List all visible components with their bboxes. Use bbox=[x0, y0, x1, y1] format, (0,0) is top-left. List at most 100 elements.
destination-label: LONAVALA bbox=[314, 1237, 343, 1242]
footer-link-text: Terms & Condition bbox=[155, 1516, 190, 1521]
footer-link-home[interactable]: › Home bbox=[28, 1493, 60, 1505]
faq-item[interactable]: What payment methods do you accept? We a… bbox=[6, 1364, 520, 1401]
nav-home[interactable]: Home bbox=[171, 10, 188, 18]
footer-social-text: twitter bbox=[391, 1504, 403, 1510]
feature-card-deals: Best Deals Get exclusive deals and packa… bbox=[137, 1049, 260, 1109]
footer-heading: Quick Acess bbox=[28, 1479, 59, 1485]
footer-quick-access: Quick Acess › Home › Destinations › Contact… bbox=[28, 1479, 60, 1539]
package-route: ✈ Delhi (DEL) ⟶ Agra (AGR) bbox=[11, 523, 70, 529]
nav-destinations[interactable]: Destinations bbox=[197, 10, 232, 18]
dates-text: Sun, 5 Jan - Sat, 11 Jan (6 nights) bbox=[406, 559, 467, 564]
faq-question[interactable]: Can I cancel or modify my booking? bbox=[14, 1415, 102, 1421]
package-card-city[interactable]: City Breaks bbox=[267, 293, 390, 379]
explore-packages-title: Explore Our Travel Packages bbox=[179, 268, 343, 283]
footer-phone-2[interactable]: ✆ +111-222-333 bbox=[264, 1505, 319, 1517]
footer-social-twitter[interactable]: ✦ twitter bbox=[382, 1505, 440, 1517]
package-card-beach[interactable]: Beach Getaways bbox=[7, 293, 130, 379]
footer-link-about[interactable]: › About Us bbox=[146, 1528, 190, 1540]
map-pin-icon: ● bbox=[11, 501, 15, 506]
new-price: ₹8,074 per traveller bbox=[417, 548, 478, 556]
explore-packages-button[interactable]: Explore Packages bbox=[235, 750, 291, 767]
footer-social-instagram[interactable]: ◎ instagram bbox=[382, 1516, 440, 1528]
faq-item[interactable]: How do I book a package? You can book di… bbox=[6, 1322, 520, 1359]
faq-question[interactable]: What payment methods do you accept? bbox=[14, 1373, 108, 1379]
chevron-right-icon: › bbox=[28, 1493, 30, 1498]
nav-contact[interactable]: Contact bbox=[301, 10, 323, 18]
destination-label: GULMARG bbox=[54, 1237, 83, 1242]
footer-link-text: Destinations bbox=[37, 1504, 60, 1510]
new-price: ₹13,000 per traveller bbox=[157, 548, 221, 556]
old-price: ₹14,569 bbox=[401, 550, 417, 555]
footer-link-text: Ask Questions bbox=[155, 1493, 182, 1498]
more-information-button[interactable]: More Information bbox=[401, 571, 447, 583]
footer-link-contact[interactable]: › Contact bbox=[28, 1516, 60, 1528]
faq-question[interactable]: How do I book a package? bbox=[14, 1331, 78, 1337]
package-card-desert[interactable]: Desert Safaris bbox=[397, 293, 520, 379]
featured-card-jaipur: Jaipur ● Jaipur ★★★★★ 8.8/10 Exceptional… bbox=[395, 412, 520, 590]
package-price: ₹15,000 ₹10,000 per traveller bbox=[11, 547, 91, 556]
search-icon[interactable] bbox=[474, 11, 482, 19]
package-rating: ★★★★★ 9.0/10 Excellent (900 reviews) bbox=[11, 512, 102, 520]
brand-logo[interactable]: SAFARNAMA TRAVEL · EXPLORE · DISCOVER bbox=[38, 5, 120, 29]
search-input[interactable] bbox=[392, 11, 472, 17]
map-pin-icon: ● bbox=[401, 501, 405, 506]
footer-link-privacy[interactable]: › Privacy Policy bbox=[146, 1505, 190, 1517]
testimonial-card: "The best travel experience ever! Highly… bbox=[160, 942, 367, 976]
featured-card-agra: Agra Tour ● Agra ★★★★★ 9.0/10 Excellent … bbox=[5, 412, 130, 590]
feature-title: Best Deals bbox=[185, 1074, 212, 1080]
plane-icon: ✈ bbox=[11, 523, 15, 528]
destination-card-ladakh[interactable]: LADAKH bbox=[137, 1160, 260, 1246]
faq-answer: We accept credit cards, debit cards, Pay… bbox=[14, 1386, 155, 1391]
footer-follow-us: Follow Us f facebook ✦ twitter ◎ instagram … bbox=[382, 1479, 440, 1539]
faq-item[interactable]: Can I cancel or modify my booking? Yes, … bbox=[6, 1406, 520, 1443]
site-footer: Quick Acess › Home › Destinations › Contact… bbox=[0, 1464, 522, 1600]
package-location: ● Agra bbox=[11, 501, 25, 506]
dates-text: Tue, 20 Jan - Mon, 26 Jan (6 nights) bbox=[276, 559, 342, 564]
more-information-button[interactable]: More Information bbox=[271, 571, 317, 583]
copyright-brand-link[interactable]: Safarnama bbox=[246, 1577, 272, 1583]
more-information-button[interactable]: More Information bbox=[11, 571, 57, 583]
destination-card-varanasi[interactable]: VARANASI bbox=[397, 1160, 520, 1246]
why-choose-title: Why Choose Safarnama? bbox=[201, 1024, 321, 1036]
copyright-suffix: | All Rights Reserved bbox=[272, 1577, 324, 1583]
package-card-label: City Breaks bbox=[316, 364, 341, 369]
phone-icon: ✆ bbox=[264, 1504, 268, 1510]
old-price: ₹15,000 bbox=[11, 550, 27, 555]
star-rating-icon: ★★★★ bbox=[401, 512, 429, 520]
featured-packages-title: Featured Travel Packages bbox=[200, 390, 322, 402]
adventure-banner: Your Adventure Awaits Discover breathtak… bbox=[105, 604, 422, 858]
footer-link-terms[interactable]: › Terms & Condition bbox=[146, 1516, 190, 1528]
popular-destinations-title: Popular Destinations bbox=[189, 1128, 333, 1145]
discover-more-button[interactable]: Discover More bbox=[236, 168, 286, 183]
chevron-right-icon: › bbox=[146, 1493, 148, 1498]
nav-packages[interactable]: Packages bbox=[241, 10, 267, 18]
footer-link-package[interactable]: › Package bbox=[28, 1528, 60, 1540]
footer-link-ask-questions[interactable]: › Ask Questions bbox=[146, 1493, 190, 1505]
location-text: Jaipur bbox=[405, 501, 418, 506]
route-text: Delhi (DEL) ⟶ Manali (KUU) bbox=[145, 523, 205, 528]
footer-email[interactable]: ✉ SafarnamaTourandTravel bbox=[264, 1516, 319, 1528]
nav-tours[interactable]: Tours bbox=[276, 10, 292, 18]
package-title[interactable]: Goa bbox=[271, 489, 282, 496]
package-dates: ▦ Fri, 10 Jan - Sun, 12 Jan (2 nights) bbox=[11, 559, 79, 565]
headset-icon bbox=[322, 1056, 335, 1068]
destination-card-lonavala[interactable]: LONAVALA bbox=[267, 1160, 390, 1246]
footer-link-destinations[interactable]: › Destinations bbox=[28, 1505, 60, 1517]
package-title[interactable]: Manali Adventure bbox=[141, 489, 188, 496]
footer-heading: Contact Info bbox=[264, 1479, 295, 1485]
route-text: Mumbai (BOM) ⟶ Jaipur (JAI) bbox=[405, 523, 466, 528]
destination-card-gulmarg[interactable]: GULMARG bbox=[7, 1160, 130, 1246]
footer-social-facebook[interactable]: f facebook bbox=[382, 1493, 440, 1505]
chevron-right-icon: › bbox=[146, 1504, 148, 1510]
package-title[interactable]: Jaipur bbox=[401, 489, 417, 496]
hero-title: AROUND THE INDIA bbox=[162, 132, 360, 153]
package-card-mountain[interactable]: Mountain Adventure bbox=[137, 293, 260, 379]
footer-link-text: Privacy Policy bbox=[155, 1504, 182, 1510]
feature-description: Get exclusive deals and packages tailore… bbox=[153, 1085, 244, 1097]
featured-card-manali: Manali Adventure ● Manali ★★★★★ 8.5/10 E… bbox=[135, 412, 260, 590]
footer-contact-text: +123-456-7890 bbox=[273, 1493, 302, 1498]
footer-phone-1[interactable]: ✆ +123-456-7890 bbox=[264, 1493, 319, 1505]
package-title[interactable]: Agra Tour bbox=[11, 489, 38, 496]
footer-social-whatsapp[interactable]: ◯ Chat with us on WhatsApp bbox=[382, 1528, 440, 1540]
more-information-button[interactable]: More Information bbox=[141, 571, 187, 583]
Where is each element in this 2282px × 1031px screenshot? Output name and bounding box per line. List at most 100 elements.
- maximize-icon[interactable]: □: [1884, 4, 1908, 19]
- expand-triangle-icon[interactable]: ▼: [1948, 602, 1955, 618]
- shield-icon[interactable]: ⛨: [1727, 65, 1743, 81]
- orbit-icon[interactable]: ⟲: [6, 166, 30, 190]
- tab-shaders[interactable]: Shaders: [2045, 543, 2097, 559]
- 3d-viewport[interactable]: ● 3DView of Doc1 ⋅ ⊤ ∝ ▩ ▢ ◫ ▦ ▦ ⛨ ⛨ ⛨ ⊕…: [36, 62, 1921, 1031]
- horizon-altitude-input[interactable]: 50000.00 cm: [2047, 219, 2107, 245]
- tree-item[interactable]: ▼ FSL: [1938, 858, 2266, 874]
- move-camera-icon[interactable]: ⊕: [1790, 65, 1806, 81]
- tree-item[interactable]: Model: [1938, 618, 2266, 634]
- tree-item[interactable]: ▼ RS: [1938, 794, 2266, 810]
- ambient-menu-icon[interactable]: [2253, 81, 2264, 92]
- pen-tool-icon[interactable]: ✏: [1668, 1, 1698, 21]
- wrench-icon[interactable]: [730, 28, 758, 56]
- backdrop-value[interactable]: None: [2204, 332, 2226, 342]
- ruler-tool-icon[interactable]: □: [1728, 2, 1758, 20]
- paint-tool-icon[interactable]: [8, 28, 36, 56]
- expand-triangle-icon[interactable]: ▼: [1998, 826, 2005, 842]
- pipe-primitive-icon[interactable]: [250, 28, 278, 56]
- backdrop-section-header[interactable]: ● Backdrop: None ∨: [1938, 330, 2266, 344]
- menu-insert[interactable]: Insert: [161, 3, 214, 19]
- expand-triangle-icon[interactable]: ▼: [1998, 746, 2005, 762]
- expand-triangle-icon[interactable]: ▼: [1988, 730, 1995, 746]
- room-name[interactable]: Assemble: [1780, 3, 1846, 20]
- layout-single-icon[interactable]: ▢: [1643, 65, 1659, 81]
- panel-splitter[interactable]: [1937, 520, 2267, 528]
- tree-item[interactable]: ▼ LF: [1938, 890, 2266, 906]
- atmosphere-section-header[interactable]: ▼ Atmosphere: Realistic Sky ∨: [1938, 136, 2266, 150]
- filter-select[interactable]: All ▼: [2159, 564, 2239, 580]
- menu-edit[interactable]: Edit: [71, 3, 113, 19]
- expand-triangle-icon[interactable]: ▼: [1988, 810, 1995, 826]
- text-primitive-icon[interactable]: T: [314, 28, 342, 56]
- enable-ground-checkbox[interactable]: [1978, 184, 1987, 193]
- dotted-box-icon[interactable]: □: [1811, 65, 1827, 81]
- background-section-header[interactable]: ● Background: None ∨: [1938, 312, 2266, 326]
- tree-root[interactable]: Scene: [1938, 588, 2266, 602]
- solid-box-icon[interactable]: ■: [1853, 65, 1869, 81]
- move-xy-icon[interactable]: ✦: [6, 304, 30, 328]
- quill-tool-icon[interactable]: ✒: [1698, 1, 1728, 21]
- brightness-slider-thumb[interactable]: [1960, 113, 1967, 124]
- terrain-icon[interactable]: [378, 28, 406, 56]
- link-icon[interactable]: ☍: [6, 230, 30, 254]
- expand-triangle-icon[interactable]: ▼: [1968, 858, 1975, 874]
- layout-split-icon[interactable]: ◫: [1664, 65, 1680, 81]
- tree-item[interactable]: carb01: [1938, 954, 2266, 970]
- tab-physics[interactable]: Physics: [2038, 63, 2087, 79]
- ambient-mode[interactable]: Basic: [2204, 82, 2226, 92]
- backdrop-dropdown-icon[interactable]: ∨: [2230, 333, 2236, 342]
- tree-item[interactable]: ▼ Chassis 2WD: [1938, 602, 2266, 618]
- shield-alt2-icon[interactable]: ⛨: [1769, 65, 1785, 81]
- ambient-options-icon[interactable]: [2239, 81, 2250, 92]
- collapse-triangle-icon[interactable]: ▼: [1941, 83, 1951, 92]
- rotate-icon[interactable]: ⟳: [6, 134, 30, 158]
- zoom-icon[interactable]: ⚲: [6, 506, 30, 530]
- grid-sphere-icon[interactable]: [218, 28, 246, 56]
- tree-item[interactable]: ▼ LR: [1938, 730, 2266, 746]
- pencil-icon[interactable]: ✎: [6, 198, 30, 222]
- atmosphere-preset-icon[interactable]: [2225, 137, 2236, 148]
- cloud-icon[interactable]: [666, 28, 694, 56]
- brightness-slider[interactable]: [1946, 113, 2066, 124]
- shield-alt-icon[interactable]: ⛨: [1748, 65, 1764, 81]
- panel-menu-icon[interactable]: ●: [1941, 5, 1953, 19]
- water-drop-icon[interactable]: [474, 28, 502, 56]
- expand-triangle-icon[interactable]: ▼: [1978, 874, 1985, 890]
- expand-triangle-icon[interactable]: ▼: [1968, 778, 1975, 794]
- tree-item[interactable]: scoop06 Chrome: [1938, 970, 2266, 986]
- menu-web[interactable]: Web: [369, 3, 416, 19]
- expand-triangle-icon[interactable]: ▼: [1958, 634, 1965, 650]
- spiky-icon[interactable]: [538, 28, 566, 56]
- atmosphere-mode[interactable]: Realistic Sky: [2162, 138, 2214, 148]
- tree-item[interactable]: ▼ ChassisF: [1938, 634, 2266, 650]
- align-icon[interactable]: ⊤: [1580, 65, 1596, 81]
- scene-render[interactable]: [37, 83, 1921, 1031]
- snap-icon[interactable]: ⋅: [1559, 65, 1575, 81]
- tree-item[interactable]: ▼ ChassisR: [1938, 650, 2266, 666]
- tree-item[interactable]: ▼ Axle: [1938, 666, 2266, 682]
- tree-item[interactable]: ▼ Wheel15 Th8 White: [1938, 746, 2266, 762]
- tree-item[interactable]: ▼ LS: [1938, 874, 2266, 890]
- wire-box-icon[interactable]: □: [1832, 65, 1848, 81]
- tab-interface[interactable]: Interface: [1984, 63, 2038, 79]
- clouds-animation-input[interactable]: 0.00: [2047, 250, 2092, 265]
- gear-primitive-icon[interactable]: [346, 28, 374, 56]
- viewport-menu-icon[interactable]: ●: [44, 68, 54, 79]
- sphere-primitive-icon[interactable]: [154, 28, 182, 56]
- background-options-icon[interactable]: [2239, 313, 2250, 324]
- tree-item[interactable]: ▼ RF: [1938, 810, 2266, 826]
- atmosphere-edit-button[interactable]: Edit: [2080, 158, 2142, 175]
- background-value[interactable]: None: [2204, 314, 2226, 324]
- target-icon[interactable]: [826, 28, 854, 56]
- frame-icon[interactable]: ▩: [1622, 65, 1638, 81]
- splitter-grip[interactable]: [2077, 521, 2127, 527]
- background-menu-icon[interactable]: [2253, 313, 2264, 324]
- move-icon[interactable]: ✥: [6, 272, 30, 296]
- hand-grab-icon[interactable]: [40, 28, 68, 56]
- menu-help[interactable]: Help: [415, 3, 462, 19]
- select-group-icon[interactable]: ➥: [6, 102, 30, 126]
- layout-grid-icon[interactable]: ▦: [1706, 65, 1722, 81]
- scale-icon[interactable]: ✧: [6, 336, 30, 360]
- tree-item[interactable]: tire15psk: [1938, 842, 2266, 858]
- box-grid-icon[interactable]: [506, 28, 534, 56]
+ + + +
Rewrite the lines from the beginning through the line containing "dates-text: Sun, 5", inclusive, changing "interactable" to "clickable" and leaving everything else as it is.

### Result for this task
List all visible components with their bboxes. Use bbox=[x0, y0, x1, y1] format, (0,0) is top-left. List at most 100 elements.
destination-label: LONAVALA bbox=[314, 1237, 343, 1242]
footer-link-text: Terms & Condition bbox=[155, 1516, 190, 1521]
footer-link-home[clickable]: › Home bbox=[28, 1493, 60, 1505]
faq-item[clickable]: What payment methods do you accept? We a… bbox=[6, 1364, 520, 1401]
nav-home[clickable]: Home bbox=[171, 10, 188, 18]
footer-social-text: twitter bbox=[391, 1504, 403, 1510]
feature-card-deals: Best Deals Get exclusive deals and packa… bbox=[137, 1049, 260, 1109]
footer-heading: Quick Acess bbox=[28, 1479, 59, 1485]
footer-quick-access: Quick Acess › Home › Destinations › Contact… bbox=[28, 1479, 60, 1539]
package-route: ✈ Delhi (DEL) ⟶ Agra (AGR) bbox=[11, 523, 70, 529]
nav-destinations[clickable]: Destinations bbox=[197, 10, 232, 18]
dates-text: Sun, 5 Jan - Sat, 11 Jan (6 nights) bbox=[406, 559, 467, 564]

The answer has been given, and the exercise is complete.